Work instructions:
Your task is to transcribe all of the records exactly and leave out the pictures.

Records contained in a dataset
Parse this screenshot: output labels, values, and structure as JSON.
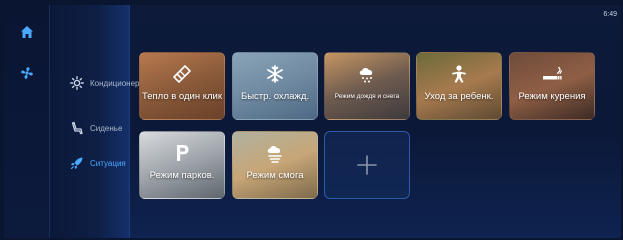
{
  "clock": "6:49",
  "rail": {
    "home_icon": "home-icon",
    "fan_icon": "fan-icon"
  },
  "menu": {
    "items": [
      {
        "label": "Кондиционер",
        "icon": "sun-gear-icon",
        "active": false
      },
      {
        "label": "Сиденье",
        "icon": "seat-icon",
        "active": false
      },
      {
        "label": "Ситуация",
        "icon": "rocket-icon",
        "active": true
      }
    ]
  },
  "tiles": [
    {
      "label": "Тепло в один клик",
      "icon": "wrench-icon"
    },
    {
      "label": "Быстр. охлажд.",
      "icon": "snowflake-icon"
    },
    {
      "label": "Режим дождя и снега",
      "icon": "cloud-snow-icon"
    },
    {
      "label": "Уход за ребенк.",
      "icon": "baby-icon"
    },
    {
      "label": "Режим курения",
      "icon": "cigarette-icon"
    },
    {
      "label": "Режим парков.",
      "icon": "parking-icon"
    },
    {
      "label": "Режим смога",
      "icon": "smog-icon"
    }
  ],
  "add_tile": {
    "icon": "plus-icon"
  },
  "colors": {
    "accent": "#4aa8ff",
    "background": "#0b1838"
  }
}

Output of the task:
Parse this screenshot: output labels, values, and structure as JSON.
{
  "clock": "6:49",
  "rail": {
    "home_icon": "home-icon",
    "fan_icon": "fan-icon"
  },
  "menu": {
    "items": [
      {
        "label": "Кондиционер",
        "icon": "sun-gear-icon",
        "active": false
      },
      {
        "label": "Сиденье",
        "icon": "seat-icon",
        "active": false
      },
      {
        "label": "Ситуация",
        "icon": "rocket-icon",
        "active": true
      }
    ]
  },
  "tiles": [
    {
      "label": "Тепло в один клик",
      "icon": "wrench-icon"
    },
    {
      "label": "Быстр. охлажд.",
      "icon": "snowflake-icon"
    },
    {
      "label": "Режим дождя и снега",
      "icon": "cloud-snow-icon"
    },
    {
      "label": "Уход за ребенк.",
      "icon": "baby-icon"
    },
    {
      "label": "Режим курения",
      "icon": "cigarette-icon"
    },
    {
      "label": "Режим парков.",
      "icon": "parking-icon"
    },
    {
      "label": "Режим смога",
      "icon": "smog-icon"
    }
  ],
  "add_tile": {
    "icon": "plus-icon"
  },
  "colors": {
    "accent": "#4aa8ff",
    "background": "#0b1838"
  }
}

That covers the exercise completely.